[STATED EXERCISE]: Count how many lines mention the word "сертификата". Write that number alone.

[Collected data]:

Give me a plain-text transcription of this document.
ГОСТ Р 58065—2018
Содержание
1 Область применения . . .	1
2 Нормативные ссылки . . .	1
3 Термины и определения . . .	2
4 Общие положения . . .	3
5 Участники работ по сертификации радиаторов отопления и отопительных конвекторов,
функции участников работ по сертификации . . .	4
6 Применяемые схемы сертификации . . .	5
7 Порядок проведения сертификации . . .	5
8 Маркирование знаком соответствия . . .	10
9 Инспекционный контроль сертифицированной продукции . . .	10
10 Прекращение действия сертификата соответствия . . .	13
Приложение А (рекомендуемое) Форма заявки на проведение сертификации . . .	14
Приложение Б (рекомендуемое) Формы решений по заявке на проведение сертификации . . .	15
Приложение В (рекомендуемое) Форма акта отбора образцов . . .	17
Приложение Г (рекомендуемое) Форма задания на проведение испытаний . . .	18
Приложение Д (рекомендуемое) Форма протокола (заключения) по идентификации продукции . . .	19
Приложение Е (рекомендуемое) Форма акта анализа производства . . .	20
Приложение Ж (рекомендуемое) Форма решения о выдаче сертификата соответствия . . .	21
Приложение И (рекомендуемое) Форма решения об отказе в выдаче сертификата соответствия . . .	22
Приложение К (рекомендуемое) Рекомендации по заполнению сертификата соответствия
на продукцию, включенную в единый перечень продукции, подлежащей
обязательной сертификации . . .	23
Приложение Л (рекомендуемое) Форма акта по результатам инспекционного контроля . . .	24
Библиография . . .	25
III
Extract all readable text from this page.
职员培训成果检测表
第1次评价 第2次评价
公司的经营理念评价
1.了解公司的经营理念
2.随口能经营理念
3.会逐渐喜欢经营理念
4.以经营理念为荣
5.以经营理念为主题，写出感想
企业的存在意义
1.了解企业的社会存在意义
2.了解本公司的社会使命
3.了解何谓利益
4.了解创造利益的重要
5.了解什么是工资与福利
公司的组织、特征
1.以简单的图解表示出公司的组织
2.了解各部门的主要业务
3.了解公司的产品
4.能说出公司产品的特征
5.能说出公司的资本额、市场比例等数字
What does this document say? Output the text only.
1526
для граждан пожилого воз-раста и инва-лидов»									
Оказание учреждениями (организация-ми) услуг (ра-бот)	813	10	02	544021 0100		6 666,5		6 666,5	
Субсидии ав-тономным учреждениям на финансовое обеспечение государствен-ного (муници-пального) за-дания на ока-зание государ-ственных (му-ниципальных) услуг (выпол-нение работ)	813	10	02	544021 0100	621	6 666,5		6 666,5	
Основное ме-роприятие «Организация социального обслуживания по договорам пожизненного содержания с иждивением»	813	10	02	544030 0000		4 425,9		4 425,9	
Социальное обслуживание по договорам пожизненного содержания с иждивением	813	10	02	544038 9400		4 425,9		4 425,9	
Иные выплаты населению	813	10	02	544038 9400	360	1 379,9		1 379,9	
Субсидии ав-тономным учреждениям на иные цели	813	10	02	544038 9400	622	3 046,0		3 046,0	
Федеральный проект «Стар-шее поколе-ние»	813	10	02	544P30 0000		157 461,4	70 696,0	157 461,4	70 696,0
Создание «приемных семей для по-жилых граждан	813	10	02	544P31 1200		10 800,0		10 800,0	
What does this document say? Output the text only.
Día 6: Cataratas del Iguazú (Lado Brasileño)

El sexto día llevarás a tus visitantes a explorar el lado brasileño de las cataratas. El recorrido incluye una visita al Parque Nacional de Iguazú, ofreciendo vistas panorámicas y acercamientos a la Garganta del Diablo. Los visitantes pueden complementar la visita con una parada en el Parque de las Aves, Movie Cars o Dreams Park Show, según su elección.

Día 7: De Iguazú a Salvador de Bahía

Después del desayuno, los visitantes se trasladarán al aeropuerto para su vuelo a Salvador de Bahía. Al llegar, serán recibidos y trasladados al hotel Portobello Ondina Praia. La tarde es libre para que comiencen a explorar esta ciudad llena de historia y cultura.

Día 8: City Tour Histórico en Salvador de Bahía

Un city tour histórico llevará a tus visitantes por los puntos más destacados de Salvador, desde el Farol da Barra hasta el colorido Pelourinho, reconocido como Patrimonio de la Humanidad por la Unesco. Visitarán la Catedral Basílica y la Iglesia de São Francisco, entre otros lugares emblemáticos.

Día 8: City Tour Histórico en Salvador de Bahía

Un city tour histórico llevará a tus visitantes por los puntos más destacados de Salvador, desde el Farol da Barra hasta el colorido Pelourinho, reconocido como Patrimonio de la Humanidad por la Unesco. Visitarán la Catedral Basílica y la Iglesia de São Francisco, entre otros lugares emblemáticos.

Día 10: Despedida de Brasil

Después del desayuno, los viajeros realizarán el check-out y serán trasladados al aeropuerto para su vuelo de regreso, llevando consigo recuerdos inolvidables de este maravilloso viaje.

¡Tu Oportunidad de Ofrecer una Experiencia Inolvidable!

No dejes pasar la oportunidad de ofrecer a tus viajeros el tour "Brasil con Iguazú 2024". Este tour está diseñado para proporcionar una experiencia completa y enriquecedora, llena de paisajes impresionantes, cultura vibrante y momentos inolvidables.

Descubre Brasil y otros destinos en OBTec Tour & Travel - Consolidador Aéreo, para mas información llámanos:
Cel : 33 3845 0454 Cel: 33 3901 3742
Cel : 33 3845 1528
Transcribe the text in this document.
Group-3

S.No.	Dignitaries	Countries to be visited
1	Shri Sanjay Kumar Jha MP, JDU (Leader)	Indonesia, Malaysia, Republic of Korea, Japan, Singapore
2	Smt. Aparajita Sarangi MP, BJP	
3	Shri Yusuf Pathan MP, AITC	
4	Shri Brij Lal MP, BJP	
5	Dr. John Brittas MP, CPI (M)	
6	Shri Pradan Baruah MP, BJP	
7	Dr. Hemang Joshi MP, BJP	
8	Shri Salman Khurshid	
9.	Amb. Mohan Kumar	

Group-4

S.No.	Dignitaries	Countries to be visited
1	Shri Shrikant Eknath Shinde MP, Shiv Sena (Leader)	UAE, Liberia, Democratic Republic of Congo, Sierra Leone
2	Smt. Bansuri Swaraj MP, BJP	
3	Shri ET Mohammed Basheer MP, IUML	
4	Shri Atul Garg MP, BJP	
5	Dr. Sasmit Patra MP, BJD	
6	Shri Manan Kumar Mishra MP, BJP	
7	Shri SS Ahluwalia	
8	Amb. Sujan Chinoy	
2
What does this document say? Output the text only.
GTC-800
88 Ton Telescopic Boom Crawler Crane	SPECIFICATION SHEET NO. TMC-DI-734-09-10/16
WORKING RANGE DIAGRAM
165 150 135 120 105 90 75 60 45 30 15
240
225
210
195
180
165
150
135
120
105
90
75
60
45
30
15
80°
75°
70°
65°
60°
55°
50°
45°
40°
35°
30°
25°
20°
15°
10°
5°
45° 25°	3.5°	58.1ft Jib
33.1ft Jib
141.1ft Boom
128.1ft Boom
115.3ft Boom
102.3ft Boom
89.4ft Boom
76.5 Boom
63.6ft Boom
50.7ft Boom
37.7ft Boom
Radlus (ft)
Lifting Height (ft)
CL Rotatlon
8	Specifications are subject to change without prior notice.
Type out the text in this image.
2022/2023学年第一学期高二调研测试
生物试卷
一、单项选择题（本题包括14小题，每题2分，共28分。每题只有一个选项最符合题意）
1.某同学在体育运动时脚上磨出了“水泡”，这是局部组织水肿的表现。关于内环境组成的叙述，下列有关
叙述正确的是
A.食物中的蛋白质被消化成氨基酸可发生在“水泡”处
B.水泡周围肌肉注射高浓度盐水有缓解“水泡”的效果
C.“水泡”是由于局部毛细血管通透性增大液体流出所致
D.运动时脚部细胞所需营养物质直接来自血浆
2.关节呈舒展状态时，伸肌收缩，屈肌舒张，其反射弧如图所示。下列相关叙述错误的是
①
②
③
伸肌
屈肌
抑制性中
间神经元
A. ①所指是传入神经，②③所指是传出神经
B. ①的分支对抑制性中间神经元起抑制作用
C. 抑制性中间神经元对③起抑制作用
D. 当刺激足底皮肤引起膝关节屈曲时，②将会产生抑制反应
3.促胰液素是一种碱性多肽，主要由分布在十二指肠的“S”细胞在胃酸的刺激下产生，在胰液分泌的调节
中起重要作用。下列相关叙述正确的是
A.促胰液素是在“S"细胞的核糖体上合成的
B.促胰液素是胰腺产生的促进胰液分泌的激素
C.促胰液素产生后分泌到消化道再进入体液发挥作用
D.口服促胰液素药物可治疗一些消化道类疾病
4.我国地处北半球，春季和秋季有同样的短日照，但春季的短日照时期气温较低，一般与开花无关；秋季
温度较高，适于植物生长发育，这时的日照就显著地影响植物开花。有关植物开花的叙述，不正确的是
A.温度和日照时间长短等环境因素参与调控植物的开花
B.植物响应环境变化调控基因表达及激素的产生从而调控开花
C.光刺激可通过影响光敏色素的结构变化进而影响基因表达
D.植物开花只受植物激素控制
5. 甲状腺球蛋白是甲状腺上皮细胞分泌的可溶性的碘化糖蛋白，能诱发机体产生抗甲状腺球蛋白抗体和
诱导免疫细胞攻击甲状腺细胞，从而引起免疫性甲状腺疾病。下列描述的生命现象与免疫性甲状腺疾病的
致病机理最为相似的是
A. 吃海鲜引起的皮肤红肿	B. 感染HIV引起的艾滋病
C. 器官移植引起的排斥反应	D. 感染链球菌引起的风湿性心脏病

[TASK ANSWER]: 4